▶ **EXERCISE TASK**: Reproduce the listing verbatim.

▶ **EXERCISE MATERIALS**:
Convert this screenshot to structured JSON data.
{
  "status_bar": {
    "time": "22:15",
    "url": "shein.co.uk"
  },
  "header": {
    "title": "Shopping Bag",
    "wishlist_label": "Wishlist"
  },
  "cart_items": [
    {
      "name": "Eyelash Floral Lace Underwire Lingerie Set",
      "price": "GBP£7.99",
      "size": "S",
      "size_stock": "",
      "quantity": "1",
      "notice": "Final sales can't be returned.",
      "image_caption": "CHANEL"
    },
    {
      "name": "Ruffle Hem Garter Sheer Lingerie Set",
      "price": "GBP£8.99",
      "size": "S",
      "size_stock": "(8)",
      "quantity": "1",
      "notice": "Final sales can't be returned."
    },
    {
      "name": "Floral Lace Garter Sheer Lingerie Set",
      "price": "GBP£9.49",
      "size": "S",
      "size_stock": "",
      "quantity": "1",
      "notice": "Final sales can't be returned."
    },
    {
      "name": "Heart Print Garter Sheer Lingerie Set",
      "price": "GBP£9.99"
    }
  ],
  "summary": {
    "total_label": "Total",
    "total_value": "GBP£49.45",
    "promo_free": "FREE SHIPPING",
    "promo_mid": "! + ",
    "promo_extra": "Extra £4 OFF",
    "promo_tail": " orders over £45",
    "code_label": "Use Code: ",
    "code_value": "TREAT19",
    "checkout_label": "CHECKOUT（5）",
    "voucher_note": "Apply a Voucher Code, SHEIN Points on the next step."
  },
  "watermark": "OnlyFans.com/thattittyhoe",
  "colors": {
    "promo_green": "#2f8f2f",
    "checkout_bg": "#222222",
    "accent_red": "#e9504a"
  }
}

▶ **WRITTEN ANSWER**:
Convert this screenshot to structured JSON data.
{
  "status_bar": {
    "time": "22:15",
    "url": "shein.co.uk"
  },
  "header": {
    "title": "Shopping Bag",
    "wishlist_label": "Wishlist"
  },
  "cart_items": [
    {
      "name": "Eyelash Floral Lace Underwire Lingerie Set",
      "price": "GBP£7.99",
      "size": "S",
      "size_stock": "",
      "quantity": "1",
      "notice": "Final sales can't be returned.",
      "image_caption": "CHANEL"
    },
    {
      "name": "Ruffle Hem Garter Sheer Lingerie Set",
      "price": "GBP£8.99",
      "size": "S",
      "size_stock": "(8)",
      "quantity": "1",
      "notice": "Final sales can't be returned."
    },
    {
      "name": "Floral Lace Garter Sheer Lingerie Set",
      "price": "GBP£9.49",
      "size": "S",
      "size_stock": "",
      "quantity": "1",
      "notice": "Final sales can't be returned."
    },
    {
      "name": "Heart Print Garter Sheer Lingerie Set",
      "price": "GBP£9.99"
    }
  ],
  "summary": {
    "total_label": "Total",
    "total_value": "GBP£49.45",
    "promo_free": "FREE SHIPPING",
    "promo_mid": "! + ",
    "promo_extra": "Extra £4 OFF",
    "promo_tail": " orders over £45",
    "code_label": "Use Code: ",
    "code_value": "TREAT19",
    "checkout_label": "CHECKOUT（5）",
    "voucher_note": "Apply a Voucher Code, SHEIN Points on the next step."
  },
  "watermark": "OnlyFans.com/thattittyhoe",
  "colors": {
    "promo_green": "#2f8f2f",
    "checkout_bg": "#222222",
    "accent_red": "#e9504a"
  }
}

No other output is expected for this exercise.